Source data:

# # # #

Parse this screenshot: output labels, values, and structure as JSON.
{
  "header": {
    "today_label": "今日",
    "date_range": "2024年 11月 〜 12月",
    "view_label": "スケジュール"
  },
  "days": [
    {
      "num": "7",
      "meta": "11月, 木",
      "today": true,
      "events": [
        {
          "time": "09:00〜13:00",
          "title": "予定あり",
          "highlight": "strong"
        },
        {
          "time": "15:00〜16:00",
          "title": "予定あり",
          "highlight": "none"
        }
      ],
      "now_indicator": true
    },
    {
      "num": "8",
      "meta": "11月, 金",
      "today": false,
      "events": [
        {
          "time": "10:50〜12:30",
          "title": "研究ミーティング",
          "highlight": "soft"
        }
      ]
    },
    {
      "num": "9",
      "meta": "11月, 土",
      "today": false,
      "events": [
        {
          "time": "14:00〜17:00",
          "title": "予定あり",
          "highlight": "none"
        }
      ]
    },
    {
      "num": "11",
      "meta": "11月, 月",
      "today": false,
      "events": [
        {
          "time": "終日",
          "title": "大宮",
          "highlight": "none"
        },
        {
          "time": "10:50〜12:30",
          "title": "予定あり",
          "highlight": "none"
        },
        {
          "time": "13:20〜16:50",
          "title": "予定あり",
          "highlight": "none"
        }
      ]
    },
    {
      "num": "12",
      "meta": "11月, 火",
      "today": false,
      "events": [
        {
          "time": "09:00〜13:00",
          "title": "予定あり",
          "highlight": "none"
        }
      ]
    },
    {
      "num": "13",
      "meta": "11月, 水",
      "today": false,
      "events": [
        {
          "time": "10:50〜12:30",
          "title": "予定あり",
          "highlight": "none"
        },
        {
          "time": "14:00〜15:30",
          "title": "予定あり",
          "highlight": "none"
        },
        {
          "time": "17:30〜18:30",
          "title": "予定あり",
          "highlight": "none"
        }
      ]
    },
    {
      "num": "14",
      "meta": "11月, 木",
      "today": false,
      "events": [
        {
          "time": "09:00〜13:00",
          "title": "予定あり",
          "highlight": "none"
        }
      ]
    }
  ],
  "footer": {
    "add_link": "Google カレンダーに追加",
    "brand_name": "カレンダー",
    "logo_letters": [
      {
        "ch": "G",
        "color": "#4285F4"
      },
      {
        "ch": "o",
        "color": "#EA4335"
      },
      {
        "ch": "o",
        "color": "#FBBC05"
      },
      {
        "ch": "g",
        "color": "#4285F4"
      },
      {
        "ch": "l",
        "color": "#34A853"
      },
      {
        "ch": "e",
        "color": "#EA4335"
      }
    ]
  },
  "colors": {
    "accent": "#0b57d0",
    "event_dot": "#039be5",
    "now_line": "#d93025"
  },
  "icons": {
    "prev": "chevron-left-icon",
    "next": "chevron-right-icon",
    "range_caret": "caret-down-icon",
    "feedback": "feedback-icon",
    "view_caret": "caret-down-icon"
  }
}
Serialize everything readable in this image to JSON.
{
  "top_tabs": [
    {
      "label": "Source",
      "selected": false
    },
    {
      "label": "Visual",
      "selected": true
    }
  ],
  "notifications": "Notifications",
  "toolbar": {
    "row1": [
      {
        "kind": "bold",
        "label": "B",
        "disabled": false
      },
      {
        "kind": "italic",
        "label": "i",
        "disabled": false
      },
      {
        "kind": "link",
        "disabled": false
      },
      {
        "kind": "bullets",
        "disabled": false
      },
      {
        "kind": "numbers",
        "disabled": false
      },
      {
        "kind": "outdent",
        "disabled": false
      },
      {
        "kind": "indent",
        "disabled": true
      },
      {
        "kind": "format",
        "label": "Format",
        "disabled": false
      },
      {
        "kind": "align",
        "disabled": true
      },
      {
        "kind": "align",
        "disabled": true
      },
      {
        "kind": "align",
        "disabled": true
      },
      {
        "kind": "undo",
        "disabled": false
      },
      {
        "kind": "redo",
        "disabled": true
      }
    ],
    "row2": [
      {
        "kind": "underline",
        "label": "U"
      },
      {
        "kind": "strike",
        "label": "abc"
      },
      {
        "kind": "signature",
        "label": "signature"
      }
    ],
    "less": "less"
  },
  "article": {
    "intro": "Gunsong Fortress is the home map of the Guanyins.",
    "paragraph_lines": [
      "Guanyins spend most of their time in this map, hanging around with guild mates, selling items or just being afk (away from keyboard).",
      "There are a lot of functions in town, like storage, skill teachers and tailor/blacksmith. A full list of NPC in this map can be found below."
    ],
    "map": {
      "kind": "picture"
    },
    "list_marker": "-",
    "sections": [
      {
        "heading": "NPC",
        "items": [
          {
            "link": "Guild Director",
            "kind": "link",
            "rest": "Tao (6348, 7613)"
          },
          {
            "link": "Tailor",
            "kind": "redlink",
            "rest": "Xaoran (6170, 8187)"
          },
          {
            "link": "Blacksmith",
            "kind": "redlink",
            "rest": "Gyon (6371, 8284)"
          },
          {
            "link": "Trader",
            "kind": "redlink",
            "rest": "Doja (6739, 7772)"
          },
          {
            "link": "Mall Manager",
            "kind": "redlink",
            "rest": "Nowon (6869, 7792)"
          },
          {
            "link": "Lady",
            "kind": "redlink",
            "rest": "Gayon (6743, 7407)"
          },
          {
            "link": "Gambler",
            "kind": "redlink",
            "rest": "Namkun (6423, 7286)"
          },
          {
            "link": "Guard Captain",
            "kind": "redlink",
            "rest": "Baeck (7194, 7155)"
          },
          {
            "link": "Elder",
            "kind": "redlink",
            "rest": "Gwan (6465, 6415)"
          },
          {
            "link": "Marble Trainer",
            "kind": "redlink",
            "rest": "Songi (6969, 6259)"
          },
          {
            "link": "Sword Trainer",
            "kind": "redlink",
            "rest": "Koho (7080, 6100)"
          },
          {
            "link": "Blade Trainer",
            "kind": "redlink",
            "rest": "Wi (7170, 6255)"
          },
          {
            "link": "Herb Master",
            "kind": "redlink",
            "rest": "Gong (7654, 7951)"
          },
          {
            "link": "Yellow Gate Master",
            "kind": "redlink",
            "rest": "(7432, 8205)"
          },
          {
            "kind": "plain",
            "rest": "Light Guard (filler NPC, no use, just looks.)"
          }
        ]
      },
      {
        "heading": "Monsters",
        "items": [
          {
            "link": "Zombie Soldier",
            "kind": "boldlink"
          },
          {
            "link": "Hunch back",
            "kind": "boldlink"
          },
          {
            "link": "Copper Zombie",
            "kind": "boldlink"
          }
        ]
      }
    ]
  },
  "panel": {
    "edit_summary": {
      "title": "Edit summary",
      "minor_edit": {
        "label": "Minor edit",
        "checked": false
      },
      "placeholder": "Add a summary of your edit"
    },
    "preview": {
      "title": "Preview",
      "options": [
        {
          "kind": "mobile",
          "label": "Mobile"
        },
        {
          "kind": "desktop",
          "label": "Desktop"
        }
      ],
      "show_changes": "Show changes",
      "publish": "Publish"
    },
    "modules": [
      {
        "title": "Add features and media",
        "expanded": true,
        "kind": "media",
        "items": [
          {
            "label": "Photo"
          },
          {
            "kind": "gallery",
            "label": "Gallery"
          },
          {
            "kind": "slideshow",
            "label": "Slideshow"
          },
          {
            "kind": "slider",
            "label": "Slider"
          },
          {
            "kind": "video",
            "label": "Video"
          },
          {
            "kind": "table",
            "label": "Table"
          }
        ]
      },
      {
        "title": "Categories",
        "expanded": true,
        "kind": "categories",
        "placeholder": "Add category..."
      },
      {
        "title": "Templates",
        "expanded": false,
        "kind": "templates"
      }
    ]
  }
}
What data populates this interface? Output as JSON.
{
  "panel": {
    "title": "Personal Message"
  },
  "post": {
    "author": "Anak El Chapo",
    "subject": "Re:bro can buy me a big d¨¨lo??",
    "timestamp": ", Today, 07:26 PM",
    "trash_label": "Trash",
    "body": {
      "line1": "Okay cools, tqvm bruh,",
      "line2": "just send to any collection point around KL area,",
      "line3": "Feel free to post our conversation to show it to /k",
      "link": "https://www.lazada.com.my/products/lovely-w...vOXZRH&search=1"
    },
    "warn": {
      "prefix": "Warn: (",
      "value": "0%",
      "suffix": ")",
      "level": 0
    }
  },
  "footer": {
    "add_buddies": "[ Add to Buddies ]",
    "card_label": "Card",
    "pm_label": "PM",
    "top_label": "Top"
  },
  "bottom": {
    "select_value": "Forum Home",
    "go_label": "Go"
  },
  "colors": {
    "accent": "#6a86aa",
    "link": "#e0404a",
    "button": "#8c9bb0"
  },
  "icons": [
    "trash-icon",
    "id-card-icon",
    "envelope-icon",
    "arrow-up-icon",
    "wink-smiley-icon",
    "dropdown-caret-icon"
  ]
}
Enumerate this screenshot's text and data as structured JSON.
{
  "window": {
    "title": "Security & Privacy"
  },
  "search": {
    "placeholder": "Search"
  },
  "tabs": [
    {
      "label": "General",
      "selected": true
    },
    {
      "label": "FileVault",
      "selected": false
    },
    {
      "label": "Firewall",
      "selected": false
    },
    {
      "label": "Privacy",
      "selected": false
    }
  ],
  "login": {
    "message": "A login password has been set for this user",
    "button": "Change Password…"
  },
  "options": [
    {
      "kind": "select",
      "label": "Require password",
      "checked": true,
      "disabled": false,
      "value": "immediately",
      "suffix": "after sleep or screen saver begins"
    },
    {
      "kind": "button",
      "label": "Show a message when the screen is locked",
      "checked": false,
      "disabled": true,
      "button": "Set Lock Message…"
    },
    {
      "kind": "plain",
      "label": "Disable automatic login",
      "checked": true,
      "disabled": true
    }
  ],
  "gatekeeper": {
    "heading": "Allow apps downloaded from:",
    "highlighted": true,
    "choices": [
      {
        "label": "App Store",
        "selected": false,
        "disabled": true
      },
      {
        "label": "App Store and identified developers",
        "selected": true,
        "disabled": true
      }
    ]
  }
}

# # # #

What the task asks:
Scan the material for lines with the word "Trainer", and copy each line you find.

Output for this exercise:
            "link": "Marble Trainer",
            "link": "Sword Trainer",
            "link": "Blade Trainer",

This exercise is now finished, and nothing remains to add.